— What is needed —
Repeat the full listing below verbatim and keep the images out.

— Material —
◆ ◆ ◆ ◆
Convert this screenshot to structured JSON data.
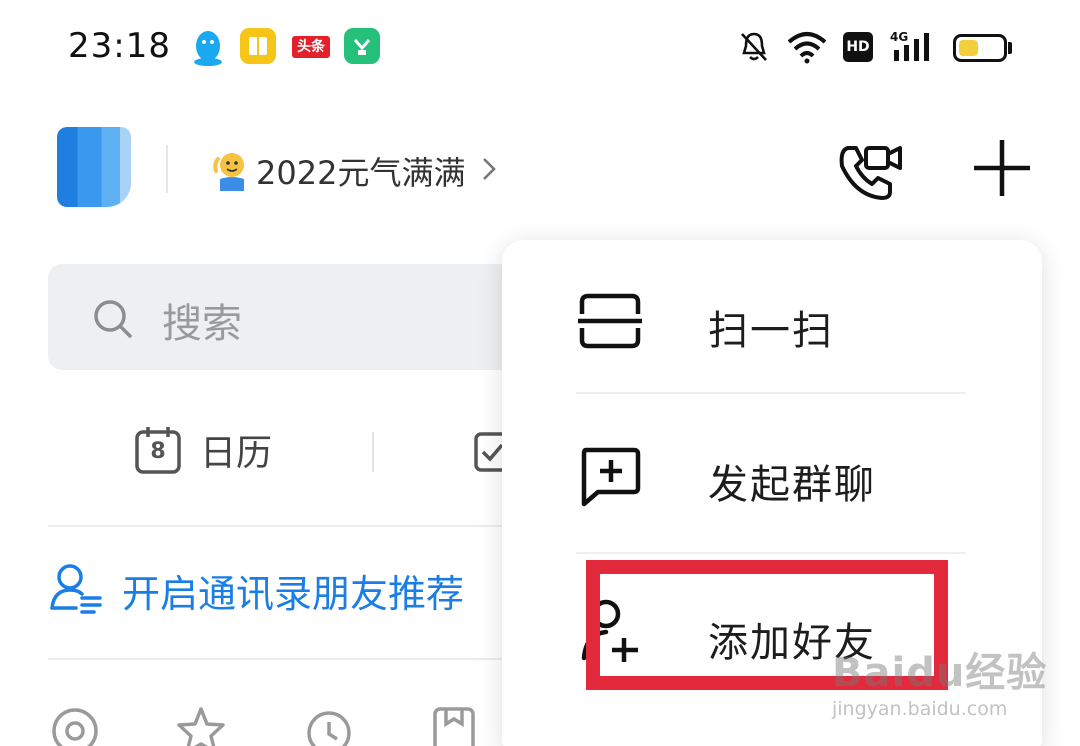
{
  "status_bar": {
    "time": "23:18",
    "app_icons": [
      "qq-penguin-icon",
      "reader-book-icon",
      "toutiao-icon",
      "green-shop-icon"
    ],
    "toutiao_label": "头条",
    "right_icons": [
      "mute-bell-icon",
      "wifi-icon",
      "hd-icon",
      "4g-signal-icon",
      "battery-icon"
    ],
    "hd_label": "HD",
    "network_label": "4G",
    "battery_level": 0.45,
    "battery_color": "#f3cf3c"
  },
  "header": {
    "status_text": "2022元气满满",
    "status_emoji": "waving-person-emoji",
    "video_call_icon": "video-call-icon",
    "plus_icon": "plus-icon"
  },
  "search": {
    "placeholder": "搜索"
  },
  "shortcuts": {
    "calendar_day": "8",
    "calendar_label": "日历"
  },
  "contacts_recommend": {
    "text": "开启通讯录朋友推荐"
  },
  "bottom_icons": [
    "at-icon",
    "star-icon",
    "clock-icon",
    "bookmark-icon"
  ],
  "popup_menu": {
    "items": [
      {
        "icon": "scan-icon",
        "label": "扫一扫"
      },
      {
        "icon": "group-chat-icon",
        "label": "发起群聊"
      },
      {
        "icon": "add-friend-icon",
        "label": "添加好友"
      }
    ],
    "highlight_color": "#e22a3c"
  },
  "watermark": {
    "brand": "Baidu经验",
    "url": "jingyan.baidu.com"
  },
  "colors": {
    "accent": "#1a7ee6",
    "search_bg": "#eeeff1"
  }
}
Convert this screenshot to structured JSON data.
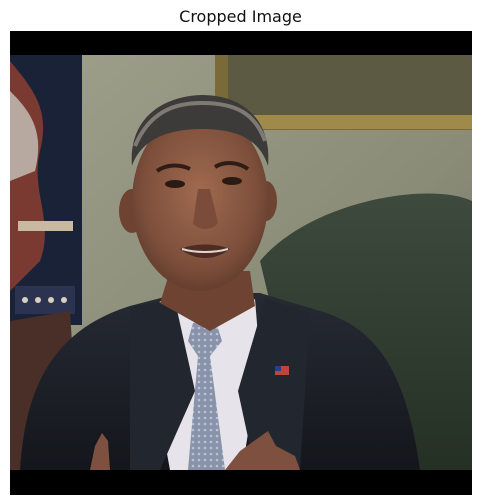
{
  "figure": {
    "title": "Cropped Image"
  },
  "colors": {
    "letterbox": "#000000",
    "wall": "#8b8c78",
    "suit": "#1c1f26",
    "shirt": "#e9e6ee",
    "tie": "#8c97ad",
    "skin": "#8a5a44"
  }
}
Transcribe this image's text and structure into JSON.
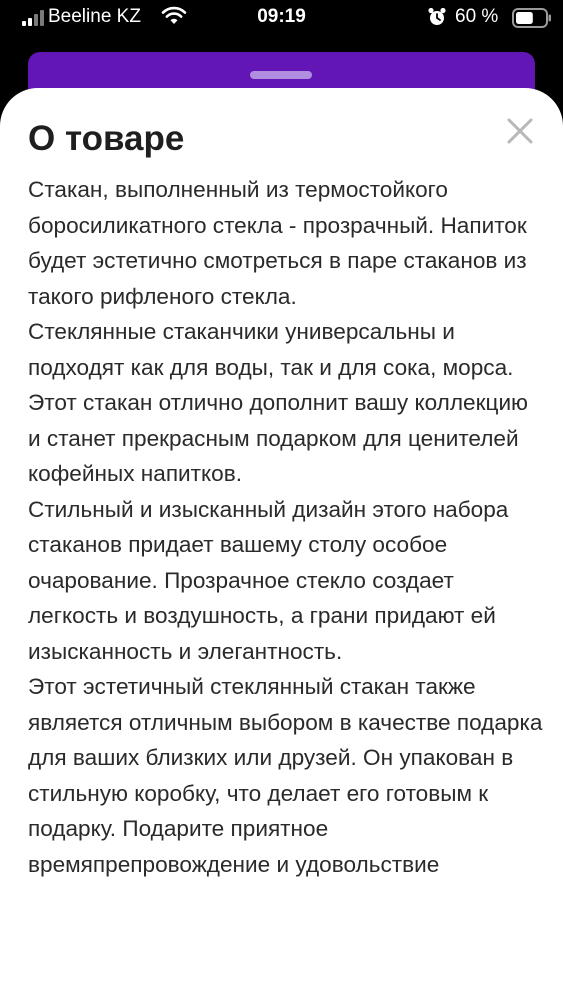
{
  "status_bar": {
    "carrier": "Beeline KZ",
    "time": "09:19",
    "battery_percent": "60 %",
    "icons": [
      "signal-icon",
      "wifi-icon",
      "alarm-icon",
      "battery-icon"
    ],
    "battery_level": 0.6
  },
  "modal": {
    "title": "О товаре",
    "close_icon": "close-icon",
    "paragraphs": [
      "Стакан, выполненный из термостойкого боросиликатного стекла - прозрачный. Напиток будет эстетично смотреться в паре стаканов из такого рифленого стекла.",
      "Стеклянные стаканчики универсальны и подходят как для воды, так и для сока, морса. Этот стакан отлично дополнит вашу коллекцию и станет прекрасным подарком для ценителей кофейных напитков.",
      "Стильный и изысканный дизайн этого набора стаканов придает вашему столу особое очарование. Прозрачное стекло создает легкость и воздушность, а грани придают ей изысканность и элегантность.",
      "Этот эстетичный стеклянный стакан также является отличным выбором в качестве подарка для ваших близких или друзей. Он упакован в стильную коробку, что делает его готовым к подарку.  Подарите приятное времяпрепровождение и удовольствие"
    ]
  },
  "colors": {
    "accent_purple": "#6316b6",
    "grabber": "#b28ee0",
    "text": "#2a2a2a",
    "close_icon": "#b8b8b8"
  }
}
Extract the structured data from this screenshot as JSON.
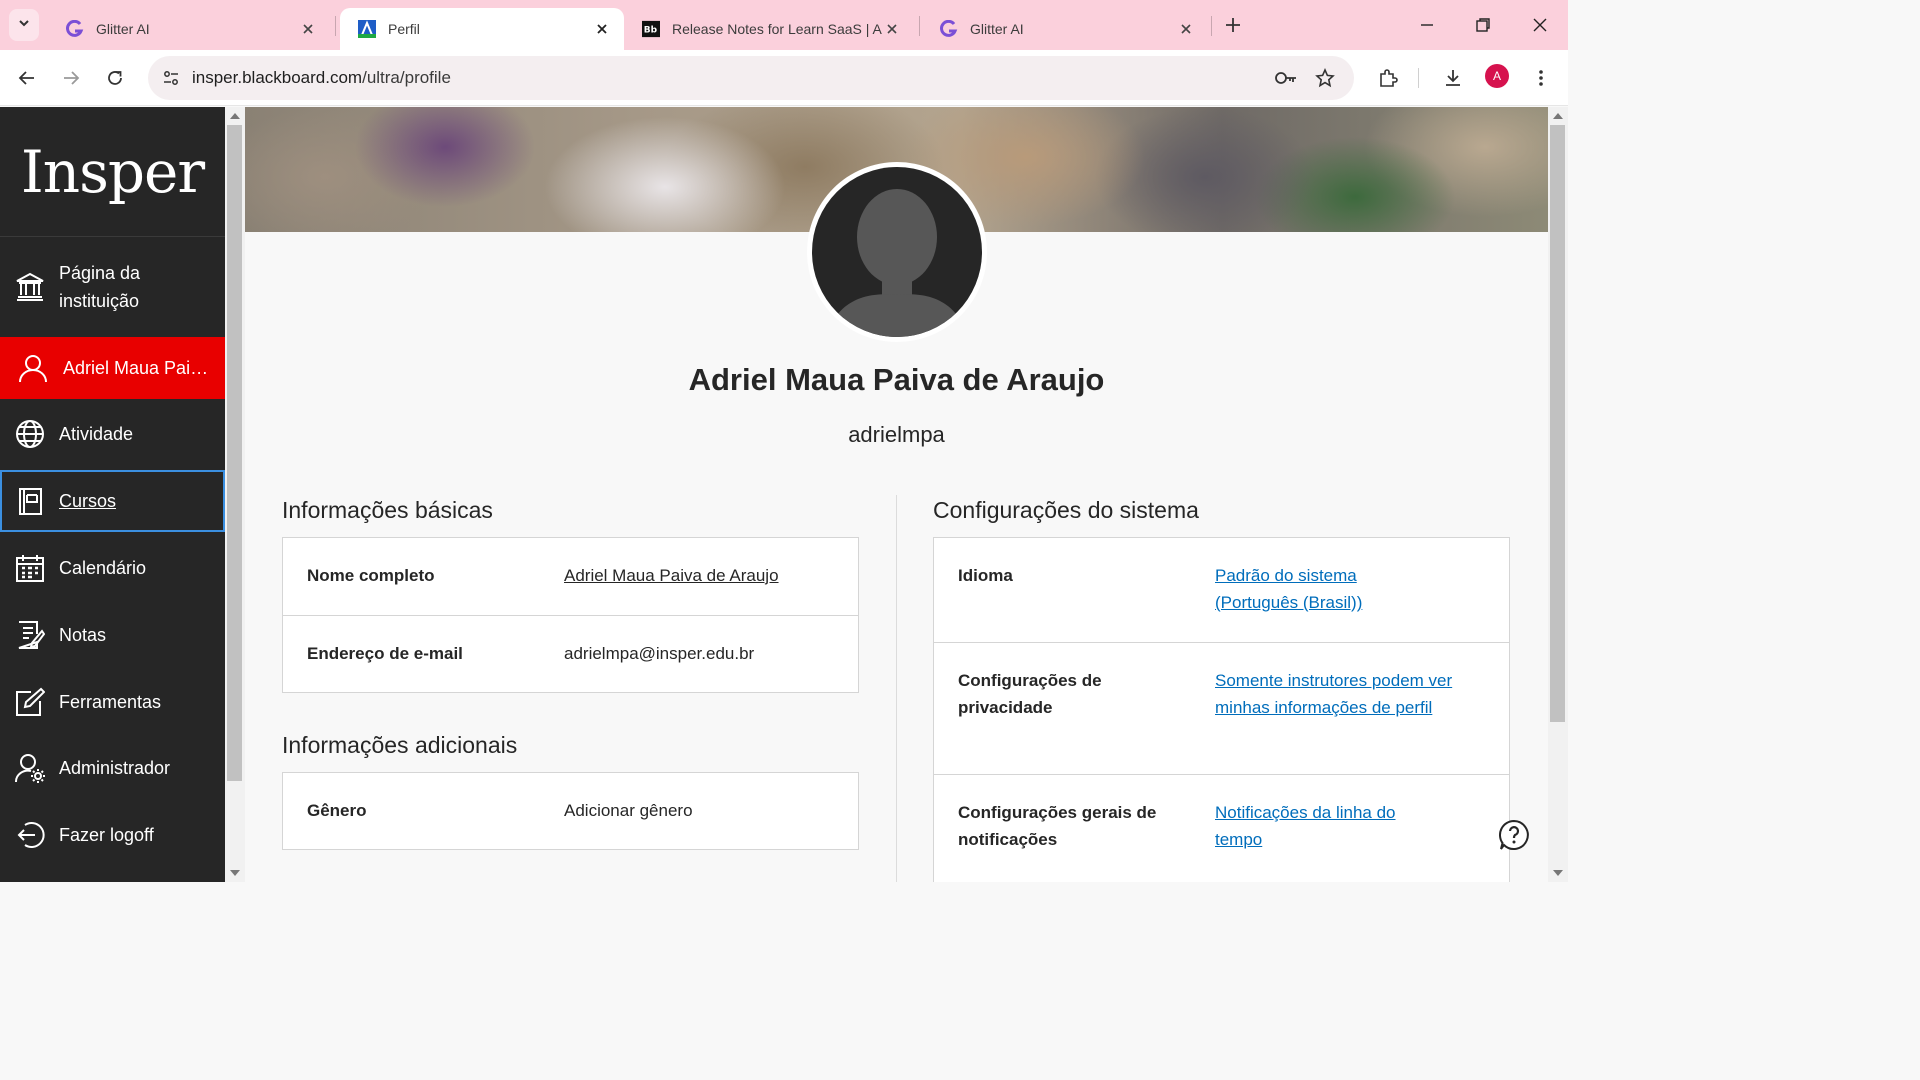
{
  "browser": {
    "tabs": [
      {
        "title": "Glitter AI",
        "active": false
      },
      {
        "title": "Perfil",
        "active": true
      },
      {
        "title": "Release Notes for Learn SaaS | A",
        "active": false
      },
      {
        "title": "Glitter AI",
        "active": false
      }
    ],
    "url_domain": "insper.blackboard.com",
    "url_path": "/ultra/profile",
    "profile_initial": "A",
    "profile_color": "#d6124e",
    "tabstrip_color": "#fbd0dc"
  },
  "sidebar": {
    "logo": "Insper",
    "items": [
      {
        "label": "Página da instituição",
        "icon": "institution-icon"
      },
      {
        "label": "Adriel Maua Paiva de Araujo",
        "icon": "user-icon",
        "selected": true
      },
      {
        "label": "Atividade",
        "icon": "globe-icon"
      },
      {
        "label": "Cursos",
        "icon": "courses-icon",
        "focused": true
      },
      {
        "label": "Calendário",
        "icon": "calendar-icon"
      },
      {
        "label": "Notas",
        "icon": "grades-icon"
      },
      {
        "label": "Ferramentas",
        "icon": "tools-icon"
      },
      {
        "label": "Administrador",
        "icon": "admin-icon"
      },
      {
        "label": "Fazer logoff",
        "icon": "logout-icon"
      }
    ],
    "selected_color": "#e80000"
  },
  "profile": {
    "full_name": "Adriel Maua Paiva de Araujo",
    "username": "adrielmpa"
  },
  "basic_info": {
    "title": "Informações básicas",
    "rows": [
      {
        "key": "Nome completo",
        "value": "Adriel Maua Paiva de Araujo"
      },
      {
        "key": "Endereço de e-mail",
        "value": "adrielmpa@insper.edu.br"
      }
    ]
  },
  "additional_info": {
    "title": "Informações adicionais",
    "rows": [
      {
        "key": "Gênero",
        "value": "Adicionar gênero"
      }
    ]
  },
  "system_settings": {
    "title": "Configurações do sistema",
    "rows": [
      {
        "key": "Idioma",
        "value": "Padrão do sistema (Português (Brasil))"
      },
      {
        "key": "Configurações de privacidade",
        "value": "Somente instrutores podem ver minhas informações de perfil"
      },
      {
        "key": "Configurações gerais de notificações",
        "value": "Notificações da linha do tempo"
      }
    ],
    "link_color": "#006dbb"
  }
}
◆ ◆ ◆ ◆
— Final result —
Convert this screenshot to structured JSON data.
{
  "status_bar": {
    "time": "23:18",
    "app_icons": [
      "qq-penguin-icon",
      "reader-book-icon",
      "toutiao-icon",
      "green-shop-icon"
    ],
    "toutiao_label": "头条",
    "right_icons": [
      "mute-bell-icon",
      "wifi-icon",
      "hd-icon",
      "4g-signal-icon",
      "battery-icon"
    ],
    "hd_label": "HD",
    "network_label": "4G",
    "battery_level": 0.45,
    "battery_color": "#f3cf3c"
  },
  "header": {
    "status_text": "2022元气满满",
    "status_emoji": "waving-person-emoji",
    "video_call_icon": "video-call-icon",
    "plus_icon": "plus-icon"
  },
  "search": {
    "placeholder": "搜索"
  },
  "shortcuts": {
    "calendar_day": "8",
    "calendar_label": "日历"
  },
  "contacts_recommend": {
    "text": "开启通讯录朋友推荐"
  },
  "bottom_icons": [
    "at-icon",
    "star-icon",
    "clock-icon",
    "bookmark-icon"
  ],
  "popup_menu": {
    "items": [
      {
        "icon": "scan-icon",
        "label": "扫一扫"
      },
      {
        "icon": "group-chat-icon",
        "label": "发起群聊"
      },
      {
        "icon": "add-friend-icon",
        "label": "添加好友"
      }
    ],
    "highlight_color": "#e22a3c"
  },
  "watermark": {
    "brand": "Baidu经验",
    "url": "jingyan.baidu.com"
  },
  "colors": {
    "accent": "#1a7ee6",
    "search_bg": "#eeeff1"
  }
}
Convert this screenshot to structured JSON data.
{
  "figure": {
    "title": "Cropped Image"
  },
  "colors": {
    "letterbox": "#000000",
    "wall": "#8b8c78",
    "suit": "#1c1f26",
    "shirt": "#e9e6ee",
    "tie": "#8c97ad",
    "skin": "#8a5a44"
  }
}
Transcribe this image's text and structure into JSON.
{
  "status_bar": {
    "carrier": "Beeline KZ",
    "time": "09:19",
    "battery_percent": "60 %",
    "icons": [
      "signal-icon",
      "wifi-icon",
      "alarm-icon",
      "battery-icon"
    ],
    "battery_level": 0.6
  },
  "modal": {
    "title": "О товаре",
    "close_icon": "close-icon",
    "paragraphs": [
      "Стакан, выполненный из термостойкого боросиликатного стекла - прозрачный. Напиток будет эстетично смотреться в паре стаканов из такого рифленого стекла.",
      "Стеклянные стаканчики универсальны и подходят как для воды, так и для сока, морса. Этот стакан отлично дополнит вашу коллекцию и станет прекрасным подарком для ценителей кофейных напитков.",
      "Стильный и изысканный дизайн этого набора стаканов придает вашему столу особое очарование. Прозрачное стекло создает легкость и воздушность, а грани придают ей изысканность и элегантность.",
      "Этот эстетичный стеклянный стакан также является отличным выбором в качестве подарка для ваших близких или друзей. Он упакован в стильную коробку, что делает его готовым к подарку.  Подарите приятное времяпрепровождение и удовольствие"
    ]
  },
  "colors": {
    "accent_purple": "#6316b6",
    "grabber": "#b28ee0",
    "text": "#2a2a2a",
    "close_icon": "#b8b8b8"
  }
}
Extract the structured data from this screenshot as JSON.
{
  "browser": {
    "tabs": [
      {
        "title": "Glitter AI",
        "active": false
      },
      {
        "title": "Perfil",
        "active": true
      },
      {
        "title": "Release Notes for Learn SaaS | A",
        "active": false
      },
      {
        "title": "Glitter AI",
        "active": false
      }
    ],
    "url_domain": "insper.blackboard.com",
    "url_path": "/ultra/profile",
    "profile_initial": "A",
    "profile_color": "#d6124e",
    "tabstrip_color": "#fbd0dc"
  },
  "sidebar": {
    "logo": "Insper",
    "items": [
      {
        "label": "Página da instituição",
        "icon": "institution-icon"
      },
      {
        "label": "Adriel Maua Paiva de Araujo",
        "icon": "user-icon",
        "selected": true
      },
      {
        "label": "Atividade",
        "icon": "globe-icon"
      },
      {
        "label": "Cursos",
        "icon": "courses-icon",
        "focused": true
      },
      {
        "label": "Calendário",
        "icon": "calendar-icon"
      },
      {
        "label": "Notas",
        "icon": "grades-icon"
      },
      {
        "label": "Ferramentas",
        "icon": "tools-icon"
      },
      {
        "label": "Administrador",
        "icon": "admin-icon"
      },
      {
        "label": "Fazer logoff",
        "icon": "logout-icon"
      }
    ],
    "selected_color": "#e80000"
  },
  "profile": {
    "full_name": "Adriel Maua Paiva de Araujo",
    "username": "adrielmpa"
  },
  "basic_info": {
    "title": "Informações básicas",
    "rows": [
      {
        "key": "Nome completo",
        "value": "Adriel Maua Paiva de Araujo"
      },
      {
        "key": "Endereço de e-mail",
        "value": "adrielmpa@insper.edu.br"
      }
    ]
  },
  "additional_info": {
    "title": "Informações adicionais",
    "rows": [
      {
        "key": "Gênero",
        "value": "Adicionar gênero"
      }
    ]
  },
  "system_settings": {
    "title": "Configurações do sistema",
    "rows": [
      {
        "key": "Idioma",
        "value": "Padrão do sistema (Português (Brasil))"
      },
      {
        "key": "Configurações de privacidade",
        "value": "Somente instrutores podem ver minhas informações de perfil"
      },
      {
        "key": "Configurações gerais de notificações",
        "value": "Notificações da linha do tempo"
      }
    ],
    "link_color": "#006dbb"
  }
}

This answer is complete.